Start of MATERIAL FOR THIS EXERCISE
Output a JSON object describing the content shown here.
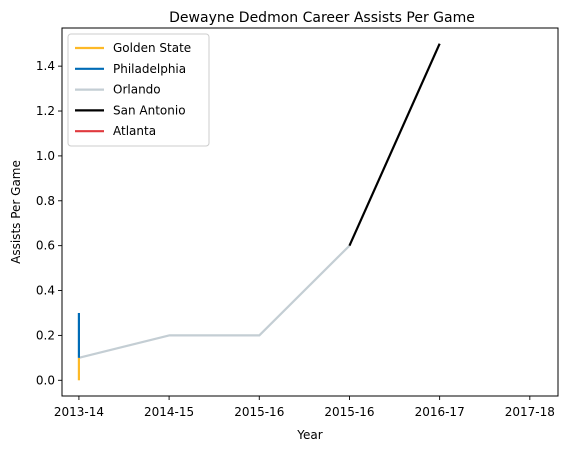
{
  "chart_data": {
    "type": "line",
    "title": "Dewayne Dedmon Career Assists Per Game",
    "xlabel": "Year",
    "ylabel": "Assists Per Game",
    "x_ticks": [
      "2013-14",
      "2014-15",
      "2015-16",
      "2015-16",
      "2016-17",
      "2017-18"
    ],
    "xlim": [
      -0.15,
      4.25
    ],
    "ylim": [
      -0.07,
      1.57
    ],
    "y_ticks": [
      0.0,
      0.2,
      0.4,
      0.6,
      0.8,
      1.0,
      1.2,
      1.4
    ],
    "grid": false,
    "legend_position": "top-left",
    "series": [
      {
        "name": "Golden State",
        "color": "#FDB927",
        "points": [
          [
            0,
            0.1
          ],
          [
            0,
            0.0
          ]
        ]
      },
      {
        "name": "Philadelphia",
        "color": "#006BB6",
        "points": [
          [
            0,
            0.1
          ],
          [
            0,
            0.3
          ]
        ]
      },
      {
        "name": "Orlando",
        "color": "#C4CED4",
        "points": [
          [
            0,
            0.1
          ],
          [
            1,
            0.2
          ],
          [
            2,
            0.2
          ],
          [
            3,
            0.6
          ]
        ]
      },
      {
        "name": "San Antonio",
        "color": "#000000",
        "points": [
          [
            3,
            0.6
          ],
          [
            4,
            1.5
          ]
        ]
      },
      {
        "name": "Atlanta",
        "color": "#E03A3E",
        "points": []
      }
    ]
  }
}
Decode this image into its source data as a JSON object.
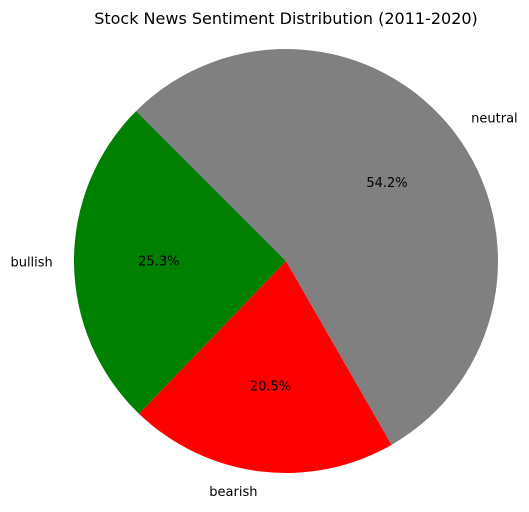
{
  "chart_data": {
    "type": "pie",
    "title": "Stock News Sentiment Distribution (2011-2020)",
    "slices": [
      {
        "label": "bullish",
        "percent": 25.3,
        "percent_label": "25.3%",
        "color": "#008000"
      },
      {
        "label": "bearish",
        "percent": 20.5,
        "percent_label": "20.5%",
        "color": "#ff0000"
      },
      {
        "label": "neutral",
        "percent": 54.2,
        "percent_label": "54.2%",
        "color": "#808080"
      }
    ],
    "start_angle_deg": 135,
    "direction": "counterclockwise"
  }
}
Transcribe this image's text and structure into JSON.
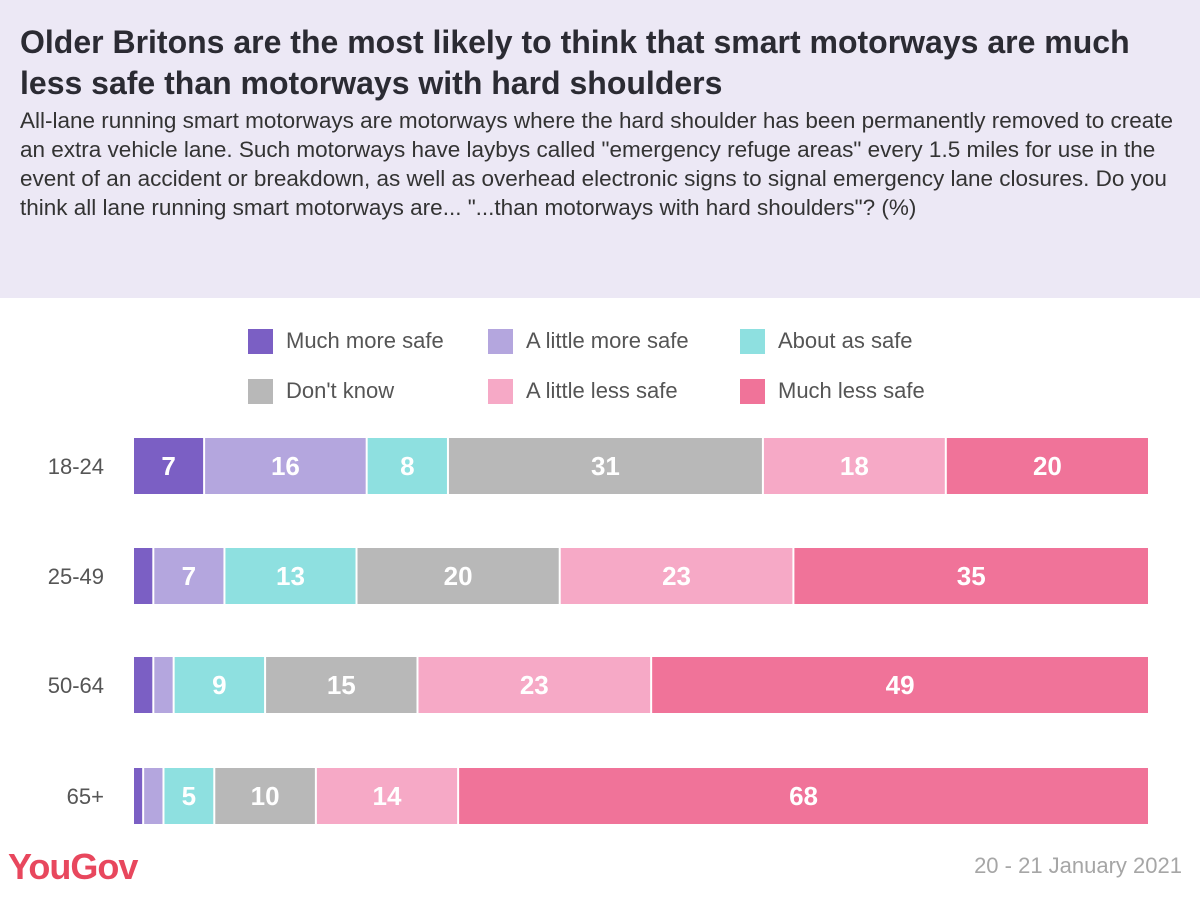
{
  "header": {
    "title": "Older Britons are the most likely to think that smart motorways are much less safe than motorways with hard shoulders",
    "subtitle": "All-lane running smart motorways are motorways where the hard shoulder has been permanently removed to create an extra vehicle lane. Such motorways have laybys called \"emergency refuge areas\" every 1.5 miles for use in the event of an accident or breakdown, as well as overhead electronic signs to signal emergency lane closures. Do you think all lane running smart motorways are... \"...than motorways with hard shoulders\"? (%)"
  },
  "legend": [
    {
      "label": "Much more safe",
      "color": "#7b5fc4"
    },
    {
      "label": "A little more safe",
      "color": "#b4a6de"
    },
    {
      "label": "About as safe",
      "color": "#8ee0e0"
    },
    {
      "label": "Don't know",
      "color": "#b8b8b8"
    },
    {
      "label": "A little less safe",
      "color": "#f6a9c6"
    },
    {
      "label": "Much less safe",
      "color": "#f07399"
    }
  ],
  "chart_data": {
    "type": "bar",
    "orientation": "horizontal",
    "stacked": true,
    "categories": [
      "18-24",
      "25-49",
      "50-64",
      "65+"
    ],
    "series": [
      {
        "name": "Much more safe",
        "values": [
          7,
          2,
          2,
          1
        ]
      },
      {
        "name": "A little more safe",
        "values": [
          16,
          7,
          2,
          2
        ]
      },
      {
        "name": "About as safe",
        "values": [
          8,
          13,
          9,
          5
        ]
      },
      {
        "name": "Don't know",
        "values": [
          31,
          20,
          15,
          10
        ]
      },
      {
        "name": "A little less safe",
        "values": [
          18,
          23,
          23,
          14
        ]
      },
      {
        "name": "Much less safe",
        "values": [
          20,
          35,
          49,
          68
        ]
      }
    ],
    "xlim": [
      0,
      100
    ],
    "label_threshold": 5,
    "value_suffix": ""
  },
  "footer": {
    "brand": "YouGov",
    "date": "20 - 21 January 2021"
  }
}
End of MATERIAL FOR THIS EXERCISE
* TASK DESCRIPTION *
All of the material above should be reproduced exactly, except the pictures.

* COMPLETE OUTPUT *
Output a JSON object describing the content shown here.
{
  "chart_data": {
    "type": "line",
    "title": "Dewayne Dedmon Career Assists Per Game",
    "xlabel": "Year",
    "ylabel": "Assists Per Game",
    "x_ticks": [
      "2013-14",
      "2014-15",
      "2015-16",
      "2015-16",
      "2016-17",
      "2017-18"
    ],
    "xlim": [
      -0.15,
      4.25
    ],
    "ylim": [
      -0.07,
      1.57
    ],
    "y_ticks": [
      0.0,
      0.2,
      0.4,
      0.6,
      0.8,
      1.0,
      1.2,
      1.4
    ],
    "grid": false,
    "legend_position": "top-left",
    "series": [
      {
        "name": "Golden State",
        "color": "#FDB927",
        "points": [
          [
            0,
            0.1
          ],
          [
            0,
            0.0
          ]
        ]
      },
      {
        "name": "Philadelphia",
        "color": "#006BB6",
        "points": [
          [
            0,
            0.1
          ],
          [
            0,
            0.3
          ]
        ]
      },
      {
        "name": "Orlando",
        "color": "#C4CED4",
        "points": [
          [
            0,
            0.1
          ],
          [
            1,
            0.2
          ],
          [
            2,
            0.2
          ],
          [
            3,
            0.6
          ]
        ]
      },
      {
        "name": "San Antonio",
        "color": "#000000",
        "points": [
          [
            3,
            0.6
          ],
          [
            4,
            1.5
          ]
        ]
      },
      {
        "name": "Atlanta",
        "color": "#E03A3E",
        "points": []
      }
    ]
  }
}
Decode this image into its source data as a JSON object.
{
  "chart_data": {
    "type": "pie",
    "title": "Stock News Sentiment Distribution (2011-2020)",
    "slices": [
      {
        "label": "bullish",
        "percent": 25.3,
        "percent_label": "25.3%",
        "color": "#008000"
      },
      {
        "label": "bearish",
        "percent": 20.5,
        "percent_label": "20.5%",
        "color": "#ff0000"
      },
      {
        "label": "neutral",
        "percent": 54.2,
        "percent_label": "54.2%",
        "color": "#808080"
      }
    ],
    "start_angle_deg": 135,
    "direction": "counterclockwise"
  }
}
Transcribe this image's text and structure into JSON.
{
  "header": {
    "title": "Older Britons are the most likely to think that smart motorways are much less safe than motorways with hard shoulders",
    "subtitle": "All-lane running smart motorways are motorways where the hard shoulder has been permanently removed to create an extra vehicle lane. Such motorways have laybys called \"emergency refuge areas\" every 1.5 miles for use in the event of an accident or breakdown, as well as overhead electronic signs to signal emergency lane closures. Do you think all lane running smart motorways are... \"...than motorways with hard shoulders\"? (%)"
  },
  "legend": [
    {
      "label": "Much more safe",
      "color": "#7b5fc4"
    },
    {
      "label": "A little more safe",
      "color": "#b4a6de"
    },
    {
      "label": "About as safe",
      "color": "#8ee0e0"
    },
    {
      "label": "Don't know",
      "color": "#b8b8b8"
    },
    {
      "label": "A little less safe",
      "color": "#f6a9c6"
    },
    {
      "label": "Much less safe",
      "color": "#f07399"
    }
  ],
  "chart_data": {
    "type": "bar",
    "orientation": "horizontal",
    "stacked": true,
    "categories": [
      "18-24",
      "25-49",
      "50-64",
      "65+"
    ],
    "series": [
      {
        "name": "Much more safe",
        "values": [
          7,
          2,
          2,
          1
        ]
      },
      {
        "name": "A little more safe",
        "values": [
          16,
          7,
          2,
          2
        ]
      },
      {
        "name": "About as safe",
        "values": [
          8,
          13,
          9,
          5
        ]
      },
      {
        "name": "Don't know",
        "values": [
          31,
          20,
          15,
          10
        ]
      },
      {
        "name": "A little less safe",
        "values": [
          18,
          23,
          23,
          14
        ]
      },
      {
        "name": "Much less safe",
        "values": [
          20,
          35,
          49,
          68
        ]
      }
    ],
    "xlim": [
      0,
      100
    ],
    "label_threshold": 5,
    "value_suffix": ""
  },
  "footer": {
    "brand": "YouGov",
    "date": "20 - 21 January 2021"
  }
}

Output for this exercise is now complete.